(Data records)
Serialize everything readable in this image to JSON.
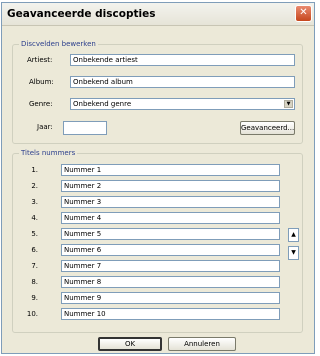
{
  "window": {
    "title": "Geavanceerde discopties"
  },
  "edit_group": {
    "legend": "Discvelden bewerken",
    "artist_label": "Artiest:",
    "artist_value": "Onbekende artiest",
    "album_label": "Album:",
    "album_value": "Onbekend album",
    "genre_label": "Genre:",
    "genre_value": "Onbekend genre",
    "year_label": "Jaar:",
    "year_value": "",
    "advanced_button": "Geavanceerd..."
  },
  "tracks_group": {
    "legend": "Titels nummers",
    "tracks": [
      {
        "num": "1.",
        "title": "Nummer 1"
      },
      {
        "num": "2.",
        "title": "Nummer 2"
      },
      {
        "num": "3.",
        "title": "Nummer 3"
      },
      {
        "num": "4.",
        "title": "Nummer 4"
      },
      {
        "num": "5.",
        "title": "Nummer 5"
      },
      {
        "num": "6.",
        "title": "Nummer 6"
      },
      {
        "num": "7.",
        "title": "Nummer 7"
      },
      {
        "num": "8.",
        "title": "Nummer 8"
      },
      {
        "num": "9.",
        "title": "Nummer 9"
      },
      {
        "num": "10.",
        "title": "Nummer 10"
      }
    ]
  },
  "footer": {
    "ok_label": "OK",
    "cancel_label": "Annuleren"
  }
}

Exercise
Every record is to be reproduced exactly, with no pictures included.

Exercise solution
Serialize everything readable in this image to JSON.
{
  "window": {
    "title": "Geavanceerde discopties"
  },
  "edit_group": {
    "legend": "Discvelden bewerken",
    "artist_label": "Artiest:",
    "artist_value": "Onbekende artiest",
    "album_label": "Album:",
    "album_value": "Onbekend album",
    "genre_label": "Genre:",
    "genre_value": "Onbekend genre",
    "year_label": "Jaar:",
    "year_value": "",
    "advanced_button": "Geavanceerd..."
  },
  "tracks_group": {
    "legend": "Titels nummers",
    "tracks": [
      {
        "num": "1.",
        "title": "Nummer 1"
      },
      {
        "num": "2.",
        "title": "Nummer 2"
      },
      {
        "num": "3.",
        "title": "Nummer 3"
      },
      {
        "num": "4.",
        "title": "Nummer 4"
      },
      {
        "num": "5.",
        "title": "Nummer 5"
      },
      {
        "num": "6.",
        "title": "Nummer 6"
      },
      {
        "num": "7.",
        "title": "Nummer 7"
      },
      {
        "num": "8.",
        "title": "Nummer 8"
      },
      {
        "num": "9.",
        "title": "Nummer 9"
      },
      {
        "num": "10.",
        "title": "Nummer 10"
      }
    ]
  },
  "footer": {
    "ok_label": "OK",
    "cancel_label": "Annuleren"
  }
}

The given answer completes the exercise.